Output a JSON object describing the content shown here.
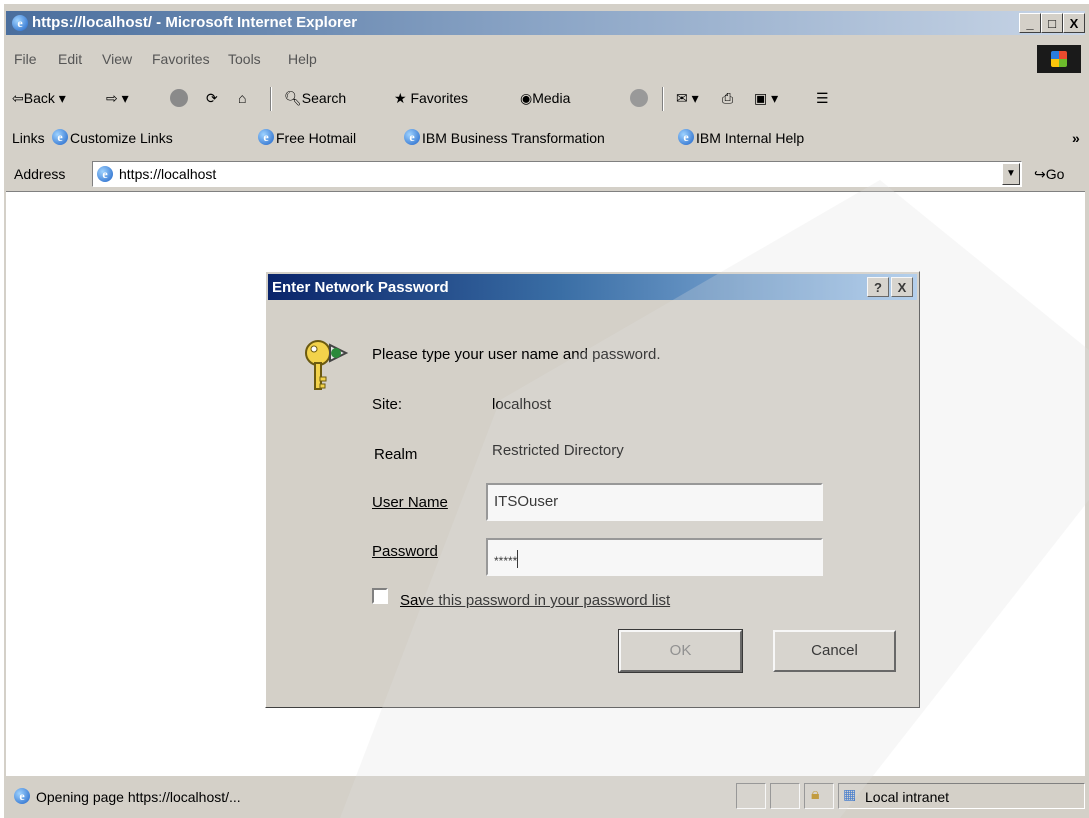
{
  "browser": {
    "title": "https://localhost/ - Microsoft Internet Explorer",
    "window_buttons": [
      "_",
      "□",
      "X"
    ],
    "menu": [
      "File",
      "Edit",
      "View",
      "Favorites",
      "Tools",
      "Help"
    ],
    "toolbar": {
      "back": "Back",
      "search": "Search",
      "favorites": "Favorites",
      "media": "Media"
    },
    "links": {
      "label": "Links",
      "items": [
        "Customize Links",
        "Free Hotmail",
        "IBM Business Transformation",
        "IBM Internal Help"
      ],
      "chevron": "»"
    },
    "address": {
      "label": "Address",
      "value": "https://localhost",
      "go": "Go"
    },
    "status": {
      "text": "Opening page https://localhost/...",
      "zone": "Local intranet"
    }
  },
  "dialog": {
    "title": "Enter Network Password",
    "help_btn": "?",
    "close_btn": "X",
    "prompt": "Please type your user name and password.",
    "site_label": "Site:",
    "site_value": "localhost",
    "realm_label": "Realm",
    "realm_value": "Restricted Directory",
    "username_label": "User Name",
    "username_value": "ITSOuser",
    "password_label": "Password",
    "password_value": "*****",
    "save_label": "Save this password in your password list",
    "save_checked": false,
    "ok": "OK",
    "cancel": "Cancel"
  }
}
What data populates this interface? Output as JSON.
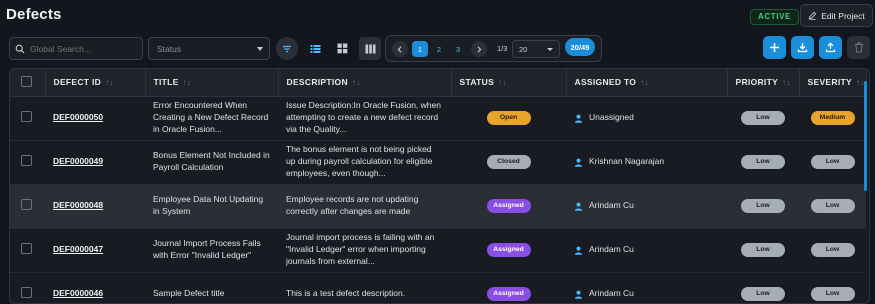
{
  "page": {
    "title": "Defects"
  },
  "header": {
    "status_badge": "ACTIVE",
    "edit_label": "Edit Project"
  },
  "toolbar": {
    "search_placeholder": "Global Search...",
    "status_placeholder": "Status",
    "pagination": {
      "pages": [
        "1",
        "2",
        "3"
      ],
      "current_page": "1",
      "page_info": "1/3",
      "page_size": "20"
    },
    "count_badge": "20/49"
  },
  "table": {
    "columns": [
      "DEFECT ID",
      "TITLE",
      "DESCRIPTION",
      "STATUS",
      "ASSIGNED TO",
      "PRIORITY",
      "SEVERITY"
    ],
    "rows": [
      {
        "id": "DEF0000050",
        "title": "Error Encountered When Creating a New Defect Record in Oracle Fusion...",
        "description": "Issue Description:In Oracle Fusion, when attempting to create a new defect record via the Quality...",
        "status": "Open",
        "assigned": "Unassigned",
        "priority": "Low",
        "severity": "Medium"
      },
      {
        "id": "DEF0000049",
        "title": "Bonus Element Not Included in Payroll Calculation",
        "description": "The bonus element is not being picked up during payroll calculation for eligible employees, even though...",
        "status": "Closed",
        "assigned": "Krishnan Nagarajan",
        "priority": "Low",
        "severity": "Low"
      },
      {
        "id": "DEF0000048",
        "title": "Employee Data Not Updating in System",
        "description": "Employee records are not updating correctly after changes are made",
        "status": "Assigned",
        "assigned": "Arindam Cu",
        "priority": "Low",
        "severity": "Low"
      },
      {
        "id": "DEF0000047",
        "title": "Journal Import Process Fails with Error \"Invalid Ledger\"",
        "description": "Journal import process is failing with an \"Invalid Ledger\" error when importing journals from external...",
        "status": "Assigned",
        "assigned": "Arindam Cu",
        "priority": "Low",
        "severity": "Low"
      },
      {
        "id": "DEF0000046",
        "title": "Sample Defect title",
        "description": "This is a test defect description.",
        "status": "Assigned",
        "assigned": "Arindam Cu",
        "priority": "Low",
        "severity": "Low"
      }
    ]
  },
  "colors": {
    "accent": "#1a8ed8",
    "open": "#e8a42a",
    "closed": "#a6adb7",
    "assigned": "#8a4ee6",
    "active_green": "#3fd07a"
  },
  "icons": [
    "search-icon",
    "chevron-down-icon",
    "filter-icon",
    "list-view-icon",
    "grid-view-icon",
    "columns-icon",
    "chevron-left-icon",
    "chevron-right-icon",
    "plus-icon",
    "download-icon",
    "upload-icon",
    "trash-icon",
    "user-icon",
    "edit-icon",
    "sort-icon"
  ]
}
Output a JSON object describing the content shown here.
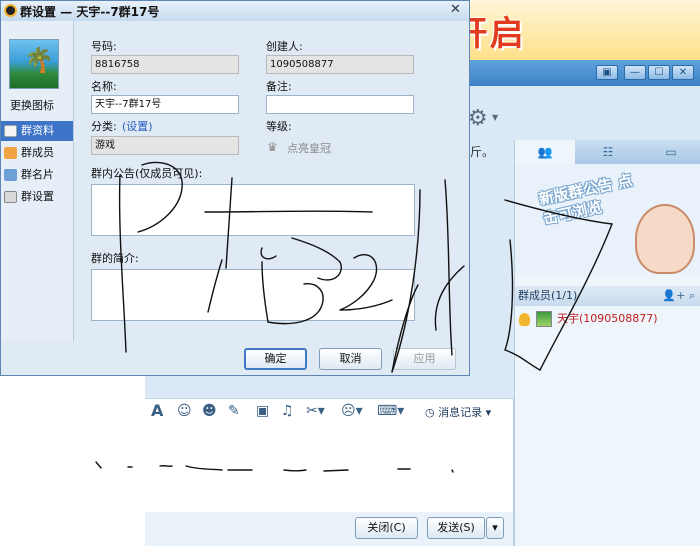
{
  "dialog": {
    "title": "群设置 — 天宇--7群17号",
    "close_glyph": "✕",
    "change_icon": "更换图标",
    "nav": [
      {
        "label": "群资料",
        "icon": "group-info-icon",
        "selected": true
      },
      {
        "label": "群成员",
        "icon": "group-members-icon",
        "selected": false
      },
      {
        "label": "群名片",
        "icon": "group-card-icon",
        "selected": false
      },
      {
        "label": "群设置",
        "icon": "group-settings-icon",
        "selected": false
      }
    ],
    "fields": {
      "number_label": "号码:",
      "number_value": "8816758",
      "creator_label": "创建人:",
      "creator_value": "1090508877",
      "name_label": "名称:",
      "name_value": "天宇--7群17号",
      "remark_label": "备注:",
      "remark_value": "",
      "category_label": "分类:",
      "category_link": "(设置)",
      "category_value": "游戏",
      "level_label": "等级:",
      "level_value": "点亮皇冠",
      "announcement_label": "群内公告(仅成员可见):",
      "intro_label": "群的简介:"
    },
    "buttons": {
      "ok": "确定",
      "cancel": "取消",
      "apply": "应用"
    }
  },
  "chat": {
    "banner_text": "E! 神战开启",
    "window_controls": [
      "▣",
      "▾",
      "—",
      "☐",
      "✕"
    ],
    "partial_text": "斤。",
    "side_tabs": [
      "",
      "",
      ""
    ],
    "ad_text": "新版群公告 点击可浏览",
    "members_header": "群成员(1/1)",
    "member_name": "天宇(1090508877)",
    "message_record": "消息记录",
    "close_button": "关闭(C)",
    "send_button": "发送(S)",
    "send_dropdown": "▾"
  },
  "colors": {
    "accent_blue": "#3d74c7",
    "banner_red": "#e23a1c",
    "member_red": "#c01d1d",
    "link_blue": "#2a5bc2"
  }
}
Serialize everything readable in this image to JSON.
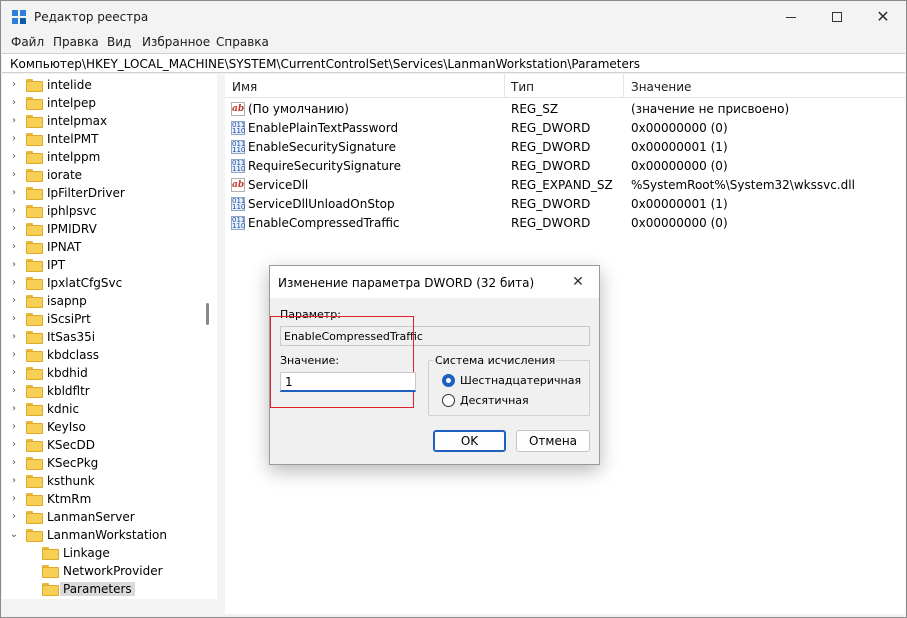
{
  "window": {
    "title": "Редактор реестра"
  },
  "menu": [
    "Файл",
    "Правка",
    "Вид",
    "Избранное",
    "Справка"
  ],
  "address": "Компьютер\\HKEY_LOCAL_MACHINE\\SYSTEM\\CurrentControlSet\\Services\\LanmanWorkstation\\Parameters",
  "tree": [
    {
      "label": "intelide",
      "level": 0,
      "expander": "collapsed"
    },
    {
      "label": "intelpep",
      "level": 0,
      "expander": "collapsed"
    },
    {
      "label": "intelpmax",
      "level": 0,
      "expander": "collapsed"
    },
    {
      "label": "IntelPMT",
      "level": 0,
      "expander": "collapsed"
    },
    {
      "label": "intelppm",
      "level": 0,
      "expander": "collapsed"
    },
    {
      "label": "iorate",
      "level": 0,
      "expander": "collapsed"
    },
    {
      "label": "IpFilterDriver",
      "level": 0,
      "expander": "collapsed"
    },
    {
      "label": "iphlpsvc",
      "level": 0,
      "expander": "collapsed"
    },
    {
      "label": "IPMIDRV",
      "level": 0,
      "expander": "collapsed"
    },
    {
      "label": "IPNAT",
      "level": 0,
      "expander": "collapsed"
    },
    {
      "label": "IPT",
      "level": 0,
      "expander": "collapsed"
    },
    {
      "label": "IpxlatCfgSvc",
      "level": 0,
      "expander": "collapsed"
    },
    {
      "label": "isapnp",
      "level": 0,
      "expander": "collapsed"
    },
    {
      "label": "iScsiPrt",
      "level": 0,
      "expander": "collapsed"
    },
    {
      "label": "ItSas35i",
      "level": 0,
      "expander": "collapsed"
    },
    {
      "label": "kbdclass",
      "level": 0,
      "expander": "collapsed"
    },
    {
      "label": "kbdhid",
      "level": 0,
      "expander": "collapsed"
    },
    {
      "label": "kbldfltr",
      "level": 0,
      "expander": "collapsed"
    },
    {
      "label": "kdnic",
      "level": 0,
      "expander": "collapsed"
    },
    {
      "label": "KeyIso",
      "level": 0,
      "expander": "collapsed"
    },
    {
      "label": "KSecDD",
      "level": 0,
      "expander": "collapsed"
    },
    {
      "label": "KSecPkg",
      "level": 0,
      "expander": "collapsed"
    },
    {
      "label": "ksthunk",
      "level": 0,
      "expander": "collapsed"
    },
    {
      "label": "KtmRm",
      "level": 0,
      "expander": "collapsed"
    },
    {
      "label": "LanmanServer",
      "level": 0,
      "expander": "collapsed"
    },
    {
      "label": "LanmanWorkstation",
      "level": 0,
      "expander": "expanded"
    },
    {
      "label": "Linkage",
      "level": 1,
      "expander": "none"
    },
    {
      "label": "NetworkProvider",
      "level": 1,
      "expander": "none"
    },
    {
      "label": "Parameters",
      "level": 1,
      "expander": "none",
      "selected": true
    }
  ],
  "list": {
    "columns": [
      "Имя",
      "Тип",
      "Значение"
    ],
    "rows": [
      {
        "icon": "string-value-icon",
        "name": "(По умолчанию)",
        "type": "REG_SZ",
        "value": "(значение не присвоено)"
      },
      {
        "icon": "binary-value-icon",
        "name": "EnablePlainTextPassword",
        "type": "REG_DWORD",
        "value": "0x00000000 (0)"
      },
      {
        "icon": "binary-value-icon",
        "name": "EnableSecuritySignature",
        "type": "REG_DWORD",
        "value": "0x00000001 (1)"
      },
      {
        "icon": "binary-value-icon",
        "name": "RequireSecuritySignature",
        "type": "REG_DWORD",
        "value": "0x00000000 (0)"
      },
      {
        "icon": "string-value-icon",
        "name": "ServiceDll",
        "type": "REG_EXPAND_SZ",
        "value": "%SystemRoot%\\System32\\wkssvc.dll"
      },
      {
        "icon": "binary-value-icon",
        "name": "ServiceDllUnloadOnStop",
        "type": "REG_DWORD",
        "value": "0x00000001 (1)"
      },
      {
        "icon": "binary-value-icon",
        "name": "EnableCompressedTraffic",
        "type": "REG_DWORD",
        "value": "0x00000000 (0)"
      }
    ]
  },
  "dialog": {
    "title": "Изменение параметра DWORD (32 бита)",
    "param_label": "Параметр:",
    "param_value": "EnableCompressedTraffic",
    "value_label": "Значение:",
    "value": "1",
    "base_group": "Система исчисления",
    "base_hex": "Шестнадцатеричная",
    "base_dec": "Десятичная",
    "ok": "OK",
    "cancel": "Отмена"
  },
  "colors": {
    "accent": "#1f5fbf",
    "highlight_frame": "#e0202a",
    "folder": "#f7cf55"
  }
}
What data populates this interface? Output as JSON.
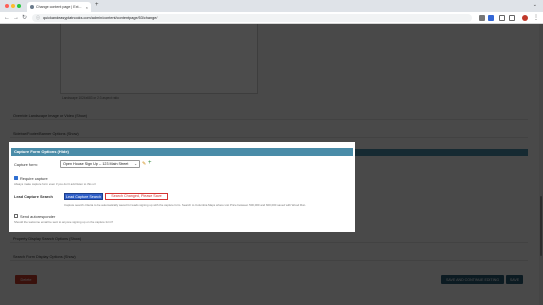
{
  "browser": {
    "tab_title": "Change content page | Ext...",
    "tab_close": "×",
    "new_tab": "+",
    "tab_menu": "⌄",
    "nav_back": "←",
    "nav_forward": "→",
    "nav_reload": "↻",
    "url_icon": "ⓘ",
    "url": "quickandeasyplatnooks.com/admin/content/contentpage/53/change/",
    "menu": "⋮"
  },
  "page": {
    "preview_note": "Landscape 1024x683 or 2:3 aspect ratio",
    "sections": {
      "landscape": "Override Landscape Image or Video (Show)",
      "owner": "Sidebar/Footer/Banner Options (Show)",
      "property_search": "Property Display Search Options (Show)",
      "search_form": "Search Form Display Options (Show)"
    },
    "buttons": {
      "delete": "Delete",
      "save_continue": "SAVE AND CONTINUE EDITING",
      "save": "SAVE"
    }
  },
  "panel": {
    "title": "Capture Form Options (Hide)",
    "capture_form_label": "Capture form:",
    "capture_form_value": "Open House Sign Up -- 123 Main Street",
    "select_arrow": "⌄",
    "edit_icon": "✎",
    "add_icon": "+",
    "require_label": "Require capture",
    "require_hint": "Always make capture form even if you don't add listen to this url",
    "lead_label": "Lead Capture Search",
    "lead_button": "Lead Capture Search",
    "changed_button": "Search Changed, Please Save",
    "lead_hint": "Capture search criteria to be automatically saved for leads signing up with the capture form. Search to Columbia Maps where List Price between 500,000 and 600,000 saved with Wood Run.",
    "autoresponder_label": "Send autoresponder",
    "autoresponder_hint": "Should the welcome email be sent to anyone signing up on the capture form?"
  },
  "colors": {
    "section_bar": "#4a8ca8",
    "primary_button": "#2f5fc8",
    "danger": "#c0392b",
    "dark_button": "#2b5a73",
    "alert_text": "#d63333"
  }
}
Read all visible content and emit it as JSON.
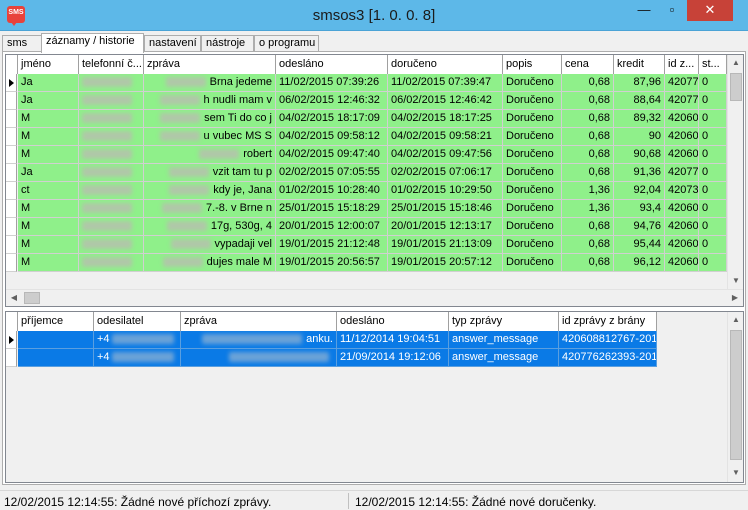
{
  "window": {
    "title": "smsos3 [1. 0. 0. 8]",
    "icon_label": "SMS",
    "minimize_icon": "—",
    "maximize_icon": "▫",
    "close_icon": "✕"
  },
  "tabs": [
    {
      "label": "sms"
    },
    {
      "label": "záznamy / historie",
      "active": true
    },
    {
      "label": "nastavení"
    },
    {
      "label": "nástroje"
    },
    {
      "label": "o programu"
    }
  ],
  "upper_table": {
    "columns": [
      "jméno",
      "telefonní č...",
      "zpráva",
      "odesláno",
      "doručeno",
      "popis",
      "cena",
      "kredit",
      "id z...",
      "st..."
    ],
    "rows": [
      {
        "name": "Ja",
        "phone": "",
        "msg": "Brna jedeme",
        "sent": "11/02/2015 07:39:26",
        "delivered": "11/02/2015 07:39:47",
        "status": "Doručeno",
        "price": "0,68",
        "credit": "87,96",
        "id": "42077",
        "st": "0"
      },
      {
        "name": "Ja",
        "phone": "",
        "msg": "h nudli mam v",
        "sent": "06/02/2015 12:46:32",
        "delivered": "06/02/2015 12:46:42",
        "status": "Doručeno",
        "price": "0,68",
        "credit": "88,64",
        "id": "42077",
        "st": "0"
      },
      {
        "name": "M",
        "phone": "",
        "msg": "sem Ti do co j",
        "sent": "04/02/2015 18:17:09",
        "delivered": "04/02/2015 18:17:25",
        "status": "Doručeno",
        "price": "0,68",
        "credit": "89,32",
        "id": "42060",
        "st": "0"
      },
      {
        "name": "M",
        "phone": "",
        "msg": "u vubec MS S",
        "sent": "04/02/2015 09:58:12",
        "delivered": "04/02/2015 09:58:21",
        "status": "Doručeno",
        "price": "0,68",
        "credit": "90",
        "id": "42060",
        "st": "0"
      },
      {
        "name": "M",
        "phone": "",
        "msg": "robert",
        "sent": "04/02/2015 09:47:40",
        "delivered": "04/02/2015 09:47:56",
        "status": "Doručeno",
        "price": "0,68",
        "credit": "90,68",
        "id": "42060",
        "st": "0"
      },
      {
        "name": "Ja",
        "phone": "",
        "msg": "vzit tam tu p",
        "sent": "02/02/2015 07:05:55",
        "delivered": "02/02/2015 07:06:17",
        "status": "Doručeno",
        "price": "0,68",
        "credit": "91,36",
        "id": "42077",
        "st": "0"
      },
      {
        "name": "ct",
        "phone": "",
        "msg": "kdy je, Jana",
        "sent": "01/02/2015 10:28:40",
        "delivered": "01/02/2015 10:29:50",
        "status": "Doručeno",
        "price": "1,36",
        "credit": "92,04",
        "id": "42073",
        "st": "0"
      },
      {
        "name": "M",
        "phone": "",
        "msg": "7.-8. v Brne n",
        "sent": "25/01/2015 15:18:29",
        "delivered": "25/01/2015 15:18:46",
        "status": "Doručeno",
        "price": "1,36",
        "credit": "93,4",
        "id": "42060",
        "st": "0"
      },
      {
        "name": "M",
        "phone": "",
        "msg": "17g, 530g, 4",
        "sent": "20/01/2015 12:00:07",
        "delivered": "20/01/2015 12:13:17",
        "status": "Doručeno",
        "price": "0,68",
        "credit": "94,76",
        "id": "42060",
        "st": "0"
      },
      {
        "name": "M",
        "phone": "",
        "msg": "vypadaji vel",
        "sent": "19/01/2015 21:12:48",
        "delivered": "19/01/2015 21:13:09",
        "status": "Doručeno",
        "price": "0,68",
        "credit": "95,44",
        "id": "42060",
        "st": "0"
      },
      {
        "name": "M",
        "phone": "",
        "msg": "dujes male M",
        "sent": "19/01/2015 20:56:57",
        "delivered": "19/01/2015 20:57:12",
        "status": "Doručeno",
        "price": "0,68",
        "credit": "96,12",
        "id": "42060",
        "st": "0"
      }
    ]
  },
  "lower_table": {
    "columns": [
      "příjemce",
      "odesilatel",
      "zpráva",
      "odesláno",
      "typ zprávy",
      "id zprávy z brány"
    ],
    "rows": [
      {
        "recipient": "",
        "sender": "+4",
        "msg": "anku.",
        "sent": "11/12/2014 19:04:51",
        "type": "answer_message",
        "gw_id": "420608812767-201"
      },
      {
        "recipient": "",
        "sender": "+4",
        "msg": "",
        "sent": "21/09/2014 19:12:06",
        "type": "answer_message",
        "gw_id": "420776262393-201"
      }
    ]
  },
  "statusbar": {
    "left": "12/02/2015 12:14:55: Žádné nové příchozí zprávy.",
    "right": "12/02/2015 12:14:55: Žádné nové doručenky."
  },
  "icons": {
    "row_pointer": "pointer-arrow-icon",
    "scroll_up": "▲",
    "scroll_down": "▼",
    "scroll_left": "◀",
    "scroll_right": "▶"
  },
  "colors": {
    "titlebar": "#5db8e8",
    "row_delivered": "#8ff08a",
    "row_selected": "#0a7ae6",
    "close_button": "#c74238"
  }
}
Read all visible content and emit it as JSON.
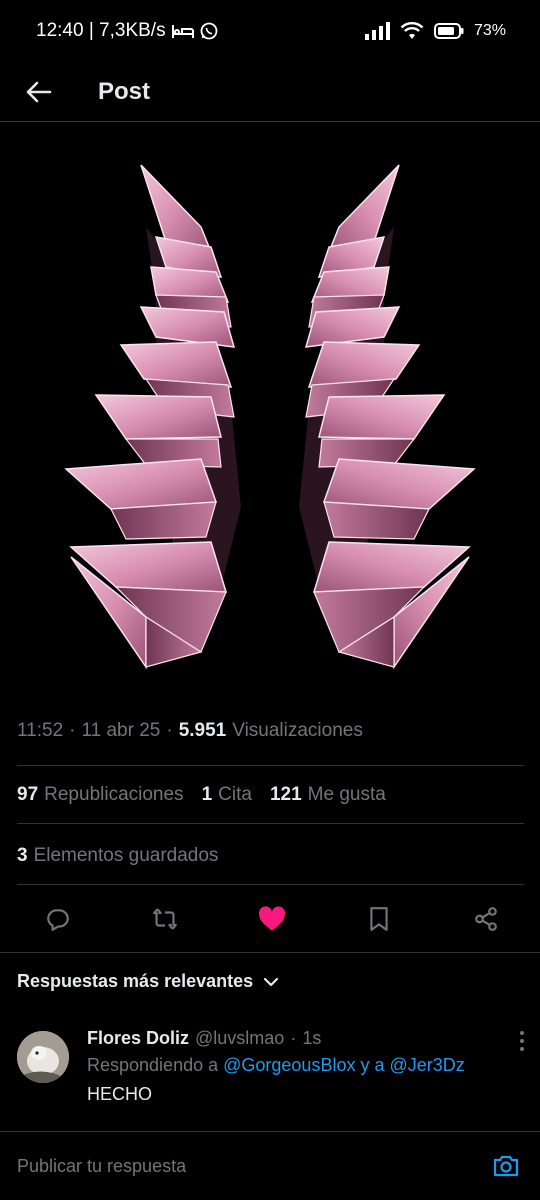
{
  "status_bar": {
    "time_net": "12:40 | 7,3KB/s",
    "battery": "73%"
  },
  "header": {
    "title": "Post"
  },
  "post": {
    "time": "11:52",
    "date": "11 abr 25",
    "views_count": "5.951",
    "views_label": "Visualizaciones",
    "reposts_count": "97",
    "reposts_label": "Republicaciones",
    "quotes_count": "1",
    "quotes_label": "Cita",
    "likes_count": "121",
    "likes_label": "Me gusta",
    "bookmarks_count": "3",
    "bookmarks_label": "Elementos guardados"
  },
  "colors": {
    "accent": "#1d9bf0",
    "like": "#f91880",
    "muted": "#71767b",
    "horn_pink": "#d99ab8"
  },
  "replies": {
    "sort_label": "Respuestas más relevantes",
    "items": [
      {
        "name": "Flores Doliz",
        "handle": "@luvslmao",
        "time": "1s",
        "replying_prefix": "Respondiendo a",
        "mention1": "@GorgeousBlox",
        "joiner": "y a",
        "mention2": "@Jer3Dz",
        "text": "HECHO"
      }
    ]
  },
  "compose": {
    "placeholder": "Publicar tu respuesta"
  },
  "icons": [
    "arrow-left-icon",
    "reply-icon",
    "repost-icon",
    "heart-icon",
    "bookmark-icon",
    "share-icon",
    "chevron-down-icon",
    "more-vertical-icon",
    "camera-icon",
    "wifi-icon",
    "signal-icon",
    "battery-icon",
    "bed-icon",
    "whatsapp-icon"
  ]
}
######
### Problem
Count every line in the entries above where the word "credit" appears; respond with the number alone.

### Task answer
11